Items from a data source
╔══
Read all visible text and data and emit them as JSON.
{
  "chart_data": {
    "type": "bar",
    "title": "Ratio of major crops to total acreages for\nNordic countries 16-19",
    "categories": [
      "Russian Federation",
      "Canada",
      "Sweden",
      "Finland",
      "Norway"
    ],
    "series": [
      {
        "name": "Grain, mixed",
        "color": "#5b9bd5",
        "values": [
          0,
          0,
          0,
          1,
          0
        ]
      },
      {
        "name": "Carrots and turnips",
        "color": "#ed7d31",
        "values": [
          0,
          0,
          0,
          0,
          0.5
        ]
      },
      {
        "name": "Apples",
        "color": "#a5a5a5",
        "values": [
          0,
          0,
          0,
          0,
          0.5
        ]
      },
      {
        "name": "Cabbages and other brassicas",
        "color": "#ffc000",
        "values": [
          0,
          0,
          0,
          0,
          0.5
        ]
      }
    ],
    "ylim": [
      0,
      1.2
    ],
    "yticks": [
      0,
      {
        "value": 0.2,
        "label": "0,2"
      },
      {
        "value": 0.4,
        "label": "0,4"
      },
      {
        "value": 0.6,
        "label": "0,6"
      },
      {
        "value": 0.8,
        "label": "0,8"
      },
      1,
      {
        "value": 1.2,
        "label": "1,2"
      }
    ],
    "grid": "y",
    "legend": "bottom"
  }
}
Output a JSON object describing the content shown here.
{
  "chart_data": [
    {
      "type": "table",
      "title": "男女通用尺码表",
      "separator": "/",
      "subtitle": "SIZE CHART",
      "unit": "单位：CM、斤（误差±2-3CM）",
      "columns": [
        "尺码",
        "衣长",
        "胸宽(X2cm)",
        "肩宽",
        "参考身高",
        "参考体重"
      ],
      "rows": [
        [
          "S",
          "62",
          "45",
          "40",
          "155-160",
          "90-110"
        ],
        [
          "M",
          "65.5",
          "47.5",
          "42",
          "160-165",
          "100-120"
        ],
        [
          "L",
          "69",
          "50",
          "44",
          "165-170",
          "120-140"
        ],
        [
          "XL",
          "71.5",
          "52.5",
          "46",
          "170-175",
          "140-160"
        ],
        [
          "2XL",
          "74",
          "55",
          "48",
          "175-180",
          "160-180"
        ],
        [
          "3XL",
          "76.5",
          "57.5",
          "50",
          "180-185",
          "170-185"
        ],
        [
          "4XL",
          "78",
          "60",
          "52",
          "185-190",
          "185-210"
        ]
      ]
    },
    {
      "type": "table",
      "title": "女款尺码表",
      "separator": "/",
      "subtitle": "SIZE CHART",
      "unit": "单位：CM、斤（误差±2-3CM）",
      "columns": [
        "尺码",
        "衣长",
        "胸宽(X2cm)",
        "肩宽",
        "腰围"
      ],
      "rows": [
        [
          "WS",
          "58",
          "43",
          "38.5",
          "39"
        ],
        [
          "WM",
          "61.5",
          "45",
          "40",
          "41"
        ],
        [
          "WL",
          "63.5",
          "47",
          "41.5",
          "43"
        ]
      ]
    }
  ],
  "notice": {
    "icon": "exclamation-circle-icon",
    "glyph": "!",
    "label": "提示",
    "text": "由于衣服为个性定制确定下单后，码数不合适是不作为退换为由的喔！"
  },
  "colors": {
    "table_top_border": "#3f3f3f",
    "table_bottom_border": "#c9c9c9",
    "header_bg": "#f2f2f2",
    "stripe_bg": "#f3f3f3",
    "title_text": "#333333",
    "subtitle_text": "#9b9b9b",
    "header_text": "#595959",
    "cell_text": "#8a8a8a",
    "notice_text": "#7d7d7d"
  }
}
╚══
Retype the listing above in full, with no alterations.

Read all visible text and data and emit them as JSON.
{
  "chart_data": {
    "type": "bar",
    "title": "Ratio of major crops to total acreages for\nNordic countries 16-19",
    "categories": [
      "Russian Federation",
      "Canada",
      "Sweden",
      "Finland",
      "Norway"
    ],
    "series": [
      {
        "name": "Grain, mixed",
        "color": "#5b9bd5",
        "values": [
          0,
          0,
          0,
          1,
          0
        ]
      },
      {
        "name": "Carrots and turnips",
        "color": "#ed7d31",
        "values": [
          0,
          0,
          0,
          0,
          0.5
        ]
      },
      {
        "name": "Apples",
        "color": "#a5a5a5",
        "values": [
          0,
          0,
          0,
          0,
          0.5
        ]
      },
      {
        "name": "Cabbages and other brassicas",
        "color": "#ffc000",
        "values": [
          0,
          0,
          0,
          0,
          0.5
        ]
      }
    ],
    "ylim": [
      0,
      1.2
    ],
    "yticks": [
      0,
      {
        "value": 0.2,
        "label": "0,2"
      },
      {
        "value": 0.4,
        "label": "0,4"
      },
      {
        "value": 0.6,
        "label": "0,6"
      },
      {
        "value": 0.8,
        "label": "0,8"
      },
      1,
      {
        "value": 1.2,
        "label": "1,2"
      }
    ],
    "grid": "y",
    "legend": "bottom"
  }
}
Output a JSON object describing the content shown here.
{
  "chart_data": [
    {
      "type": "table",
      "title": "男女通用尺码表",
      "separator": "/",
      "subtitle": "SIZE CHART",
      "unit": "单位：CM、斤（误差±2-3CM）",
      "columns": [
        "尺码",
        "衣长",
        "胸宽(X2cm)",
        "肩宽",
        "参考身高",
        "参考体重"
      ],
      "rows": [
        [
          "S",
          "62",
          "45",
          "40",
          "155-160",
          "90-110"
        ],
        [
          "M",
          "65.5",
          "47.5",
          "42",
          "160-165",
          "100-120"
        ],
        [
          "L",
          "69",
          "50",
          "44",
          "165-170",
          "120-140"
        ],
        [
          "XL",
          "71.5",
          "52.5",
          "46",
          "170-175",
          "140-160"
        ],
        [
          "2XL",
          "74",
          "55",
          "48",
          "175-180",
          "160-180"
        ],
        [
          "3XL",
          "76.5",
          "57.5",
          "50",
          "180-185",
          "170-185"
        ],
        [
          "4XL",
          "78",
          "60",
          "52",
          "185-190",
          "185-210"
        ]
      ]
    },
    {
      "type": "table",
      "title": "女款尺码表",
      "separator": "/",
      "subtitle": "SIZE CHART",
      "unit": "单位：CM、斤（误差±2-3CM）",
      "columns": [
        "尺码",
        "衣长",
        "胸宽(X2cm)",
        "肩宽",
        "腰围"
      ],
      "rows": [
        [
          "WS",
          "58",
          "43",
          "38.5",
          "39"
        ],
        [
          "WM",
          "61.5",
          "45",
          "40",
          "41"
        ],
        [
          "WL",
          "63.5",
          "47",
          "41.5",
          "43"
        ]
      ]
    }
  ],
  "notice": {
    "icon": "exclamation-circle-icon",
    "glyph": "!",
    "label": "提示",
    "text": "由于衣服为个性定制确定下单后，码数不合适是不作为退换为由的喔！"
  },
  "colors": {
    "table_top_border": "#3f3f3f",
    "table_bottom_border": "#c9c9c9",
    "header_bg": "#f2f2f2",
    "stripe_bg": "#f3f3f3",
    "title_text": "#333333",
    "subtitle_text": "#9b9b9b",
    "header_text": "#595959",
    "cell_text": "#8a8a8a",
    "notice_text": "#7d7d7d"
  }
}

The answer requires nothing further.